— Start Entries shown —

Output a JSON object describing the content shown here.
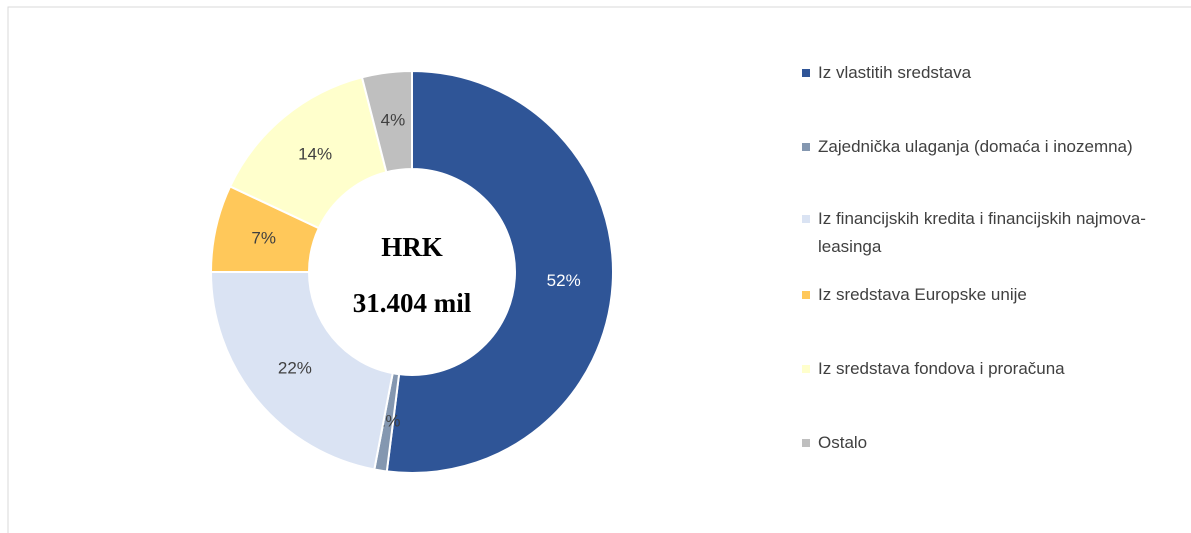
{
  "chart_data": {
    "type": "donut",
    "categories": [
      "Iz vlastitih sredstava",
      "Zajednička ulaganja (domaća i inozemna)",
      "Iz financijskih kredita i financijskih najmova- leasinga",
      "Iz sredstava Europske unije",
      "Iz sredstava fondova i proračuna",
      "Ostalo"
    ],
    "values": [
      52,
      1,
      22,
      7,
      14,
      4
    ],
    "value_labels": [
      "52%",
      "1%",
      "22%",
      "7%",
      "14%",
      "4%"
    ],
    "colors": [
      "#2f5597",
      "#8497b0",
      "#dae3f3",
      "#ffc85a",
      "#ffffcc",
      "#bfbfbf"
    ],
    "center_labels": [
      "HRK",
      "31.404 mil"
    ],
    "legend": "right"
  }
}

— End Entries shown —

### Task
Gather all lines with the string "sredstava" from the data.

### Finished task
      "Iz vlastitih sredstava",
      "Iz sredstava Europske unije",
      "Iz sredstava fondova i proračuna",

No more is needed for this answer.